● **ROWS**
###
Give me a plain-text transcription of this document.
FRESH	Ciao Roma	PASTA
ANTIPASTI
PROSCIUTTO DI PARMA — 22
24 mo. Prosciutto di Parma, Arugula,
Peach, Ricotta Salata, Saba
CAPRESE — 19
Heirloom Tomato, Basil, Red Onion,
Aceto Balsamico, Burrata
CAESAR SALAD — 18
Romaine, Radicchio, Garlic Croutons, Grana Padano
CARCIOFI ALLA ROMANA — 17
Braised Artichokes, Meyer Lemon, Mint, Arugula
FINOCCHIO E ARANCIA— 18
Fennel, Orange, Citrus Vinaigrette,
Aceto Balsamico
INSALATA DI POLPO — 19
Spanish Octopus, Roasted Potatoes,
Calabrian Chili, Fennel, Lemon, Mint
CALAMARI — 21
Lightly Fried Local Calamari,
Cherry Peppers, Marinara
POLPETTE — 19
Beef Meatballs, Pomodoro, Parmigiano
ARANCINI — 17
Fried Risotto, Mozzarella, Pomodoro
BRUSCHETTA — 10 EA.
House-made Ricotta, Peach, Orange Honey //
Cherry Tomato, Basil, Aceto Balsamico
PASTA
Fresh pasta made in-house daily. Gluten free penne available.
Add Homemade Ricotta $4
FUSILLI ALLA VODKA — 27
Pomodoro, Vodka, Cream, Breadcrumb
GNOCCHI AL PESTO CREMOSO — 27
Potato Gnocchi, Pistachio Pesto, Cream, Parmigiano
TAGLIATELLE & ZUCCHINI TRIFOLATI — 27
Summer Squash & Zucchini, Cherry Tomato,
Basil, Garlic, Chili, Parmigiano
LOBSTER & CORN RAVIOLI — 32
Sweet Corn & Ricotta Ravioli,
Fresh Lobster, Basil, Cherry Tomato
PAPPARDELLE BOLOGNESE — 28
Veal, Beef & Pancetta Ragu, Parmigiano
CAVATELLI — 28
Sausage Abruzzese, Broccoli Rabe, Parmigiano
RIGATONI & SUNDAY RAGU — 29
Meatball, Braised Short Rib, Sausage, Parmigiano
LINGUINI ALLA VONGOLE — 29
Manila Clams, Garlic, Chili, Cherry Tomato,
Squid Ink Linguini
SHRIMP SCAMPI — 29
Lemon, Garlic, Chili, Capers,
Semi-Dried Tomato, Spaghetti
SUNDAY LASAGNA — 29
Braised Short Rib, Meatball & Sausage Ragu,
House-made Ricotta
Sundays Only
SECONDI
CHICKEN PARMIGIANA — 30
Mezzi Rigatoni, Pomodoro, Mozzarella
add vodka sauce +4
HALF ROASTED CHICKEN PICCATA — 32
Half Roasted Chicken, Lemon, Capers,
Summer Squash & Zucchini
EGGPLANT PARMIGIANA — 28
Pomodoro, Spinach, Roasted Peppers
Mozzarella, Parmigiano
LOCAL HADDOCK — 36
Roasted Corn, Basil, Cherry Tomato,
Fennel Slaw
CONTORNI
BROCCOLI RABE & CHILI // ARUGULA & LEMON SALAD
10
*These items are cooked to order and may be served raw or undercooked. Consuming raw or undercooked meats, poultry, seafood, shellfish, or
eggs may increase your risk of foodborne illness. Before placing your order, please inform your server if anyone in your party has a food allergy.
###
● **THE TASK**
The records above should all be quoted exactly, please.

● **OUTPUT OF THE TASK**
Give me a plain-text transcription of this document.
FRESH	Ciao Roma	PASTA
ANTIPASTI
PROSCIUTTO DI PARMA — 22
24 mo. Prosciutto di Parma, Arugula,
Peach, Ricotta Salata, Saba
CAPRESE — 19
Heirloom Tomato, Basil, Red Onion,
Aceto Balsamico, Burrata
CAESAR SALAD — 18
Romaine, Radicchio, Garlic Croutons, Grana Padano
CARCIOFI ALLA ROMANA — 17
Braised Artichokes, Meyer Lemon, Mint, Arugula
FINOCCHIO E ARANCIA— 18
Fennel, Orange, Citrus Vinaigrette,
Aceto Balsamico
INSALATA DI POLPO — 19
Spanish Octopus, Roasted Potatoes,
Calabrian Chili, Fennel, Lemon, Mint
CALAMARI — 21
Lightly Fried Local Calamari,
Cherry Peppers, Marinara
POLPETTE — 19
Beef Meatballs, Pomodoro, Parmigiano
ARANCINI — 17
Fried Risotto, Mozzarella, Pomodoro
BRUSCHETTA — 10 EA.
House-made Ricotta, Peach, Orange Honey //
Cherry Tomato, Basil, Aceto Balsamico
PASTA
Fresh pasta made in-house daily. Gluten free penne available.
Add Homemade Ricotta $4
FUSILLI ALLA VODKA — 27
Pomodoro, Vodka, Cream, Breadcrumb
GNOCCHI AL PESTO CREMOSO — 27
Potato Gnocchi, Pistachio Pesto, Cream, Parmigiano
TAGLIATELLE & ZUCCHINI TRIFOLATI — 27
Summer Squash & Zucchini, Cherry Tomato,
Basil, Garlic, Chili, Parmigiano
LOBSTER & CORN RAVIOLI — 32
Sweet Corn & Ricotta Ravioli,
Fresh Lobster, Basil, Cherry Tomato
PAPPARDELLE BOLOGNESE — 28
Veal, Beef & Pancetta Ragu, Parmigiano
CAVATELLI — 28
Sausage Abruzzese, Broccoli Rabe, Parmigiano
RIGATONI & SUNDAY RAGU — 29
Meatball, Braised Short Rib, Sausage, Parmigiano
LINGUINI ALLA VONGOLE — 29
Manila Clams, Garlic, Chili, Cherry Tomato,
Squid Ink Linguini
SHRIMP SCAMPI — 29
Lemon, Garlic, Chili, Capers,
Semi-Dried Tomato, Spaghetti
SUNDAY LASAGNA — 29
Braised Short Rib, Meatball & Sausage Ragu,
House-made Ricotta
Sundays Only
SECONDI
CHICKEN PARMIGIANA — 30
Mezzi Rigatoni, Pomodoro, Mozzarella
add vodka sauce +4
HALF ROASTED CHICKEN PICCATA — 32
Half Roasted Chicken, Lemon, Capers,
Summer Squash & Zucchini
EGGPLANT PARMIGIANA — 28
Pomodoro, Spinach, Roasted Peppers
Mozzarella, Parmigiano
LOCAL HADDOCK — 36
Roasted Corn, Basil, Cherry Tomato,
Fennel Slaw
CONTORNI
BROCCOLI RABE & CHILI // ARUGULA & LEMON SALAD
10
*These items are cooked to order and may be served raw or undercooked. Consuming raw or undercooked meats, poultry, seafood, shellfish, or
eggs may increase your risk of foodborne illness. Before placing your order, please inform your server if anyone in your party has a food allergy.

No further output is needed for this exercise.